[Extracted records]

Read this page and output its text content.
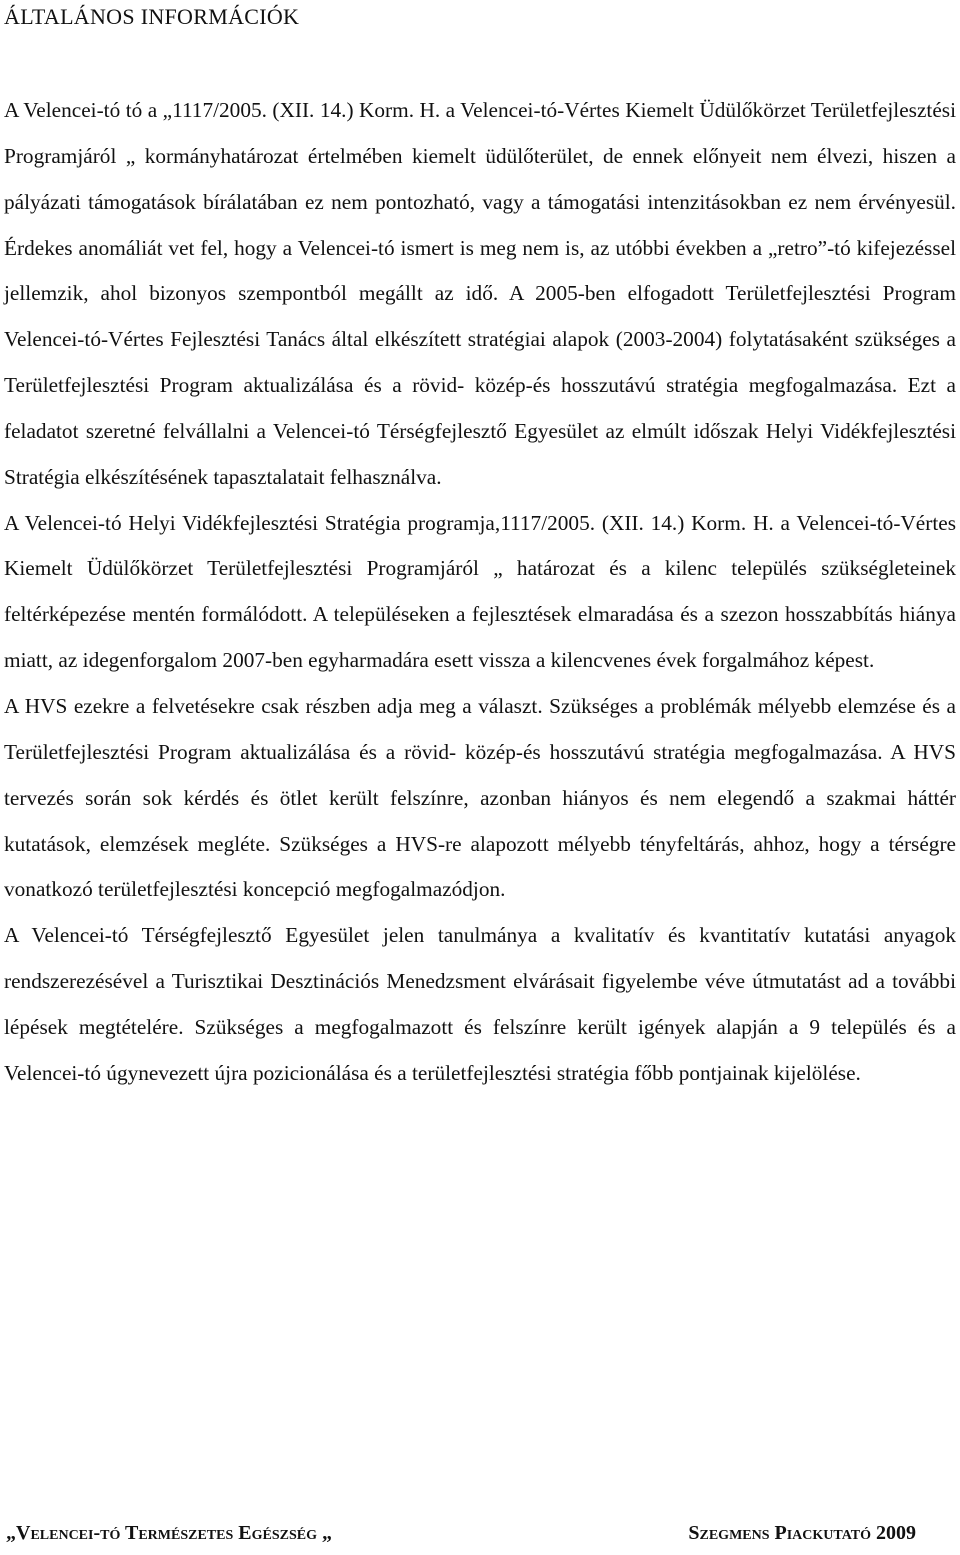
ÁLTALÁNOS INFORMÁCIÓK

A Velencei-tó tó a „1117/2005. (XII. 14.) Korm. H. a Velencei-tó-Vértes Kiemelt Üdülőkörzet Területfejlesztési Programjáról „ kormányhatározat értelmében kiemelt üdülőterület, de ennek előnyeit nem élvezi, hiszen a pályázati támogatások bírálatában ez nem pontozható, vagy a támogatási intenzitásokban ez nem érvényesül. Érdekes anomáliát vet fel, hogy a Velencei-tó ismert is meg nem is, az utóbbi években a „retro”-tó kifejezéssel jellemzik, ahol bizonyos szempontból megállt az idő. A 2005-ben elfogadott Területfejlesztési Program Velencei-tó-Vértes Fejlesztési Tanács által elkészített stratégiai alapok (2003-2004) folytatásaként szükséges a Területfejlesztési Program aktualizálása és a rövid- közép-és hosszutávú stratégia megfogalmazása. Ezt a feladatot szeretné felvállalni a Velencei-tó Térségfejlesztő Egyesület az elmúlt időszak Helyi Vidékfejlesztési Stratégia elkészítésének tapasztalatait felhasználva.

A Velencei-tó Helyi Vidékfejlesztési Stratégia programja,1117/2005. (XII. 14.) Korm. H. a Velencei-tó-Vértes Kiemelt Üdülőkörzet Területfejlesztési Programjáról „ határozat és a kilenc település szükségleteinek feltérképezése mentén formálódott. A településeken a fejlesztések elmaradása és a szezon hosszabbítás hiánya miatt, az idegenforgalom 2007-ben egyharmadára esett vissza a kilencvenes évek forgalmához képest.

A HVS ezekre a felvetésekre csak részben adja meg a választ. Szükséges a problémák mélyebb elemzése és a Területfejlesztési Program aktualizálása és a rövid- közép-és hosszutávú stratégia megfogalmazása. A HVS tervezés során sok kérdés és ötlet került felszínre, azonban hiányos és nem elegendő a szakmai háttér kutatások, elemzések megléte. Szükséges a HVS-re alapozott mélyebb tényfeltárás, ahhoz, hogy a térségre vonatkozó területfejlesztési koncepció megfogalmazódjon.

A Velencei-tó Térségfejlesztő Egyesület jelen tanulmánya a kvalitatív és kvantitatív kutatási anyagok rendszerezésével a Turisztikai Desztinációs Menedzsment elvárásait figyelembe véve útmutatást ad a további lépések megtételére. Szükséges a megfogalmazott és felszínre került igények alapján a 9 település és a Velencei-tó úgynevezett újra pozicionálása és a területfejlesztési stratégia főbb pontjainak kijelölése.

„Velencei-tó Természetes Egészség „	Szegmens Piackutató 2009
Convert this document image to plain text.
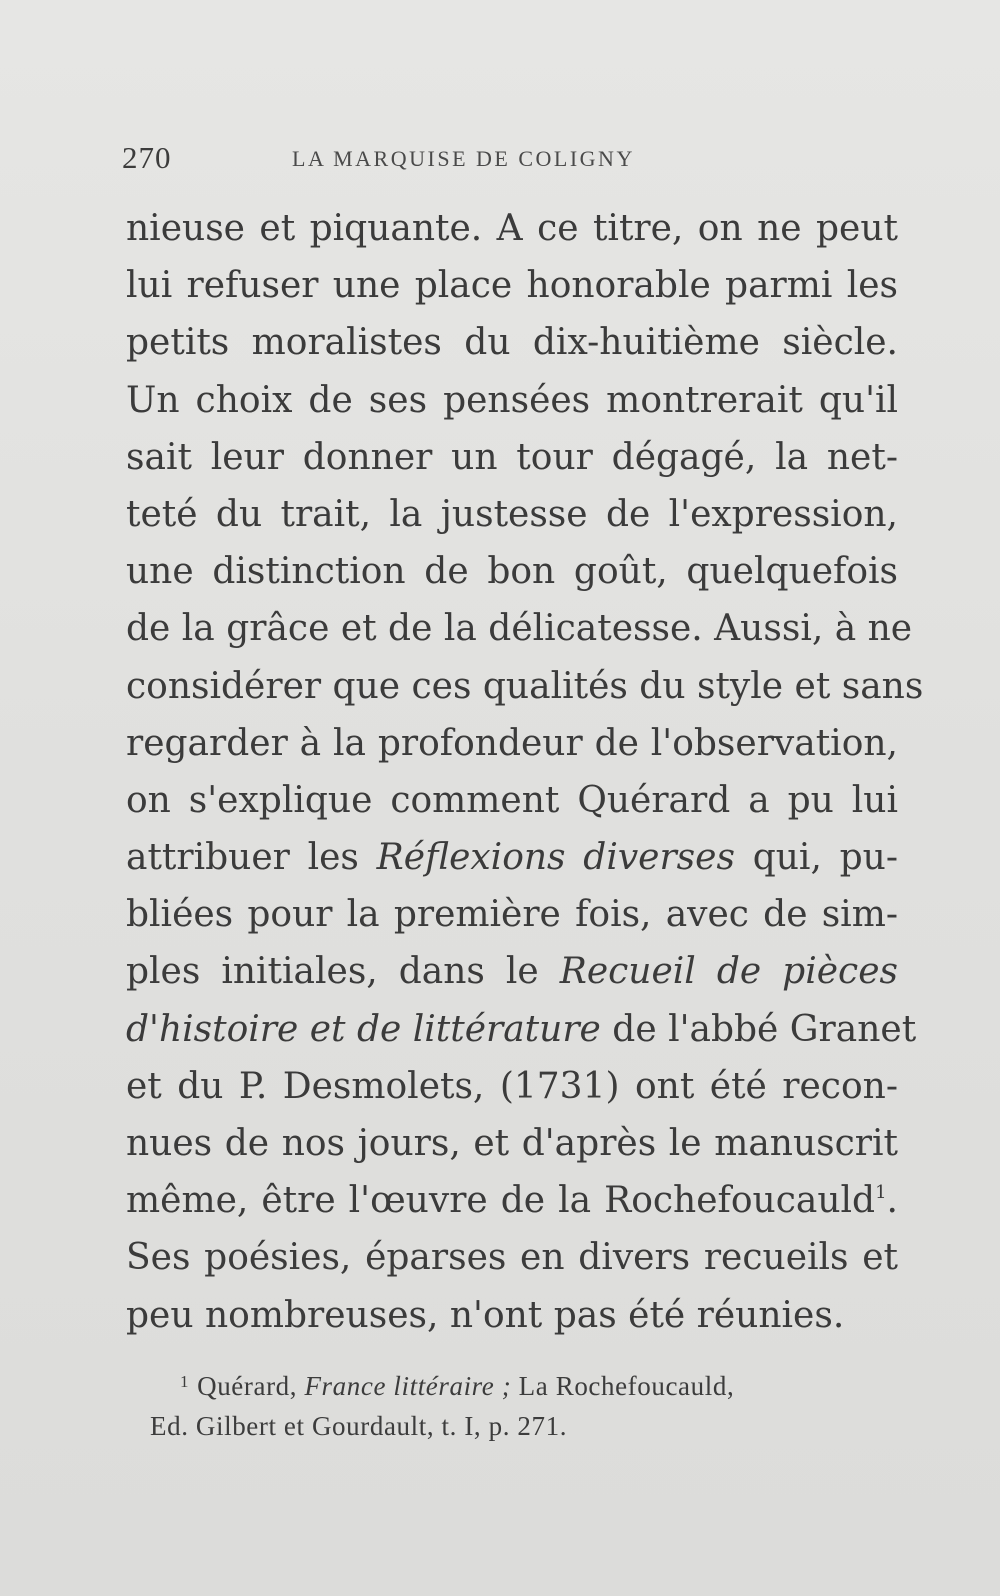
270	LA MARQUISE DE COLIGNY
nieuse et piquante. A ce titre, on ne peut
lui refuser une place honorable parmi les
petits moralistes du dix-huitième siècle.
Un choix de ses pensées montrerait qu'il
sait leur donner un tour dégagé, la net-
teté du trait, la justesse de l'expression,
une distinction de bon goût, quelquefois
de la grâce et de la délicatesse. Aussi, à ne
considérer que ces qualités du style et sans
regarder à la profondeur de l'observation,
on s'explique comment Quérard a pu lui
attribuer les Réflexions diverses qui, pu-
bliées pour la première fois, avec de sim-
ples initiales, dans le Recueil de pièces
d'histoire et de littérature de l'abbé Granet
et du P. Desmolets, (1731) ont été recon-
nues de nos jours, et d'après le manuscrit
même, être l'œuvre de la Rochefoucauld$^1$.
Ses poésies, éparses en divers recueils et
peu nombreuses, n'ont pas été réunies.
$^1$ Quérard, France littéraire ; La Rochefoucauld,
Ed. Gilbert et Gourdault, t. I, p. 271.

_Problem description:_ Every line containing the string "Rochefoucauld" must be listed.

_Worked answer:_
même, être l'œuvre de la Rochefoucauld$^1$.
$^1$ Quérard, France littéraire ; La Rochefoucauld,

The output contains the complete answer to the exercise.